**THE EXERCISE**
Repeat the records below exactly, leaving out any pictures.

**GIVEN DATA**
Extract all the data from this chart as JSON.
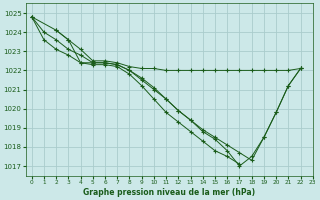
{
  "title": "Graphe pression niveau de la mer (hPa)",
  "bg_color": "#cce8e8",
  "grid_color": "#aacccc",
  "line_color": "#1a5c1a",
  "marker": "+",
  "xlim": [
    -0.5,
    23
  ],
  "ylim": [
    1016.5,
    1025.5
  ],
  "yticks": [
    1017,
    1018,
    1019,
    1020,
    1021,
    1022,
    1023,
    1024,
    1025
  ],
  "xticks": [
    0,
    1,
    2,
    3,
    4,
    5,
    6,
    7,
    8,
    9,
    10,
    11,
    12,
    13,
    14,
    15,
    16,
    17,
    18,
    19,
    20,
    21,
    22,
    23
  ],
  "series": [
    [
      1024.8,
      null,
      1024.1,
      1023.6,
      1023.1,
      1022.5,
      1022.5,
      1022.4,
      1022.2,
      1022.1,
      1022.1,
      1022.0,
      1022.0,
      1022.0,
      1022.0,
      1022.0,
      1022.0,
      1022.0,
      1022.0,
      1022.0,
      1022.0,
      1022.0,
      1022.1,
      null
    ],
    [
      1024.8,
      1024.0,
      1023.6,
      1023.1,
      1022.8,
      1022.4,
      1022.4,
      1022.3,
      1022.0,
      1021.5,
      1021.0,
      1020.5,
      1019.9,
      1019.4,
      1018.9,
      1018.5,
      1018.1,
      1017.7,
      1017.3,
      1018.5,
      1019.8,
      1021.2,
      1022.1,
      null
    ],
    [
      1024.8,
      1023.6,
      1023.1,
      1022.8,
      1022.4,
      1022.3,
      1022.3,
      1022.2,
      1021.8,
      1021.2,
      1020.5,
      1019.8,
      1019.3,
      1018.8,
      1018.3,
      1017.8,
      1017.5,
      1017.1,
      null,
      null,
      null,
      null,
      null,
      null
    ],
    [
      null,
      null,
      1024.1,
      1023.6,
      1022.4,
      1022.4,
      1022.4,
      1022.3,
      1022.0,
      1021.6,
      1021.1,
      1020.5,
      1019.9,
      1019.4,
      1018.8,
      1018.4,
      1017.8,
      1017.0,
      1017.5,
      1018.5,
      1019.8,
      1021.2,
      1022.1,
      null
    ]
  ]
}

**WRITTEN ANSWER**
Extract all the data from this chart as JSON.
{
  "title": "Graphe pression niveau de la mer (hPa)",
  "bg_color": "#cce8e8",
  "grid_color": "#aacccc",
  "line_color": "#1a5c1a",
  "marker": "+",
  "xlim": [
    -0.5,
    23
  ],
  "ylim": [
    1016.5,
    1025.5
  ],
  "yticks": [
    1017,
    1018,
    1019,
    1020,
    1021,
    1022,
    1023,
    1024,
    1025
  ],
  "xticks": [
    0,
    1,
    2,
    3,
    4,
    5,
    6,
    7,
    8,
    9,
    10,
    11,
    12,
    13,
    14,
    15,
    16,
    17,
    18,
    19,
    20,
    21,
    22,
    23
  ],
  "series": [
    [
      1024.8,
      null,
      1024.1,
      1023.6,
      1023.1,
      1022.5,
      1022.5,
      1022.4,
      1022.2,
      1022.1,
      1022.1,
      1022.0,
      1022.0,
      1022.0,
      1022.0,
      1022.0,
      1022.0,
      1022.0,
      1022.0,
      1022.0,
      1022.0,
      1022.0,
      1022.1,
      null
    ],
    [
      1024.8,
      1024.0,
      1023.6,
      1023.1,
      1022.8,
      1022.4,
      1022.4,
      1022.3,
      1022.0,
      1021.5,
      1021.0,
      1020.5,
      1019.9,
      1019.4,
      1018.9,
      1018.5,
      1018.1,
      1017.7,
      1017.3,
      1018.5,
      1019.8,
      1021.2,
      1022.1,
      null
    ],
    [
      1024.8,
      1023.6,
      1023.1,
      1022.8,
      1022.4,
      1022.3,
      1022.3,
      1022.2,
      1021.8,
      1021.2,
      1020.5,
      1019.8,
      1019.3,
      1018.8,
      1018.3,
      1017.8,
      1017.5,
      1017.1,
      null,
      null,
      null,
      null,
      null,
      null
    ],
    [
      null,
      null,
      1024.1,
      1023.6,
      1022.4,
      1022.4,
      1022.4,
      1022.3,
      1022.0,
      1021.6,
      1021.1,
      1020.5,
      1019.9,
      1019.4,
      1018.8,
      1018.4,
      1017.8,
      1017.0,
      1017.5,
      1018.5,
      1019.8,
      1021.2,
      1022.1,
      null
    ]
  ]
}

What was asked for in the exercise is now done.